===== Records provided

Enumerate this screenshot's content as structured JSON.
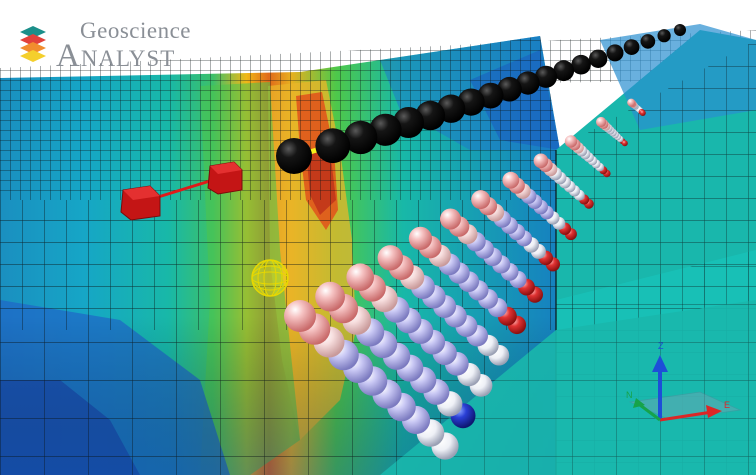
{
  "app": {
    "logo_line1": "Geoscience",
    "logo_line2": "Analyst"
  },
  "axes_triad": {
    "z_label": "Z",
    "n_label": "N",
    "e_label": "E"
  },
  "colors": {
    "sky": "#ffffff",
    "grid_line": "#0b1416",
    "block_low": "#1f5fc0",
    "block_mid": "#13b9b4",
    "block_high": "#c43a1a",
    "receiver_pink": "#f0a9a9",
    "receiver_lavender": "#b9b8ee",
    "receiver_red": "#dc2626",
    "flight_line": "#050505",
    "transmitter": "#d81b1b",
    "target_marker": "#f7f01c",
    "axis_z": "#1d4ed8",
    "axis_n": "#16a34a",
    "axis_e": "#dc2626"
  }
}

==========

Problem description:
Word for word, quote the lines above. Omit the pictures.

Output for this exercise:
Enumerate this screenshot's content as structured JSON.
{
  "app": {
    "logo_line1": "Geoscience",
    "logo_line2": "Analyst"
  },
  "axes_triad": {
    "z_label": "Z",
    "n_label": "N",
    "e_label": "E"
  },
  "colors": {
    "sky": "#ffffff",
    "grid_line": "#0b1416",
    "block_low": "#1f5fc0",
    "block_mid": "#13b9b4",
    "block_high": "#c43a1a",
    "receiver_pink": "#f0a9a9",
    "receiver_lavender": "#b9b8ee",
    "receiver_red": "#dc2626",
    "flight_line": "#050505",
    "transmitter": "#d81b1b",
    "target_marker": "#f7f01c",
    "axis_z": "#1d4ed8",
    "axis_n": "#16a34a",
    "axis_e": "#dc2626"
  }
}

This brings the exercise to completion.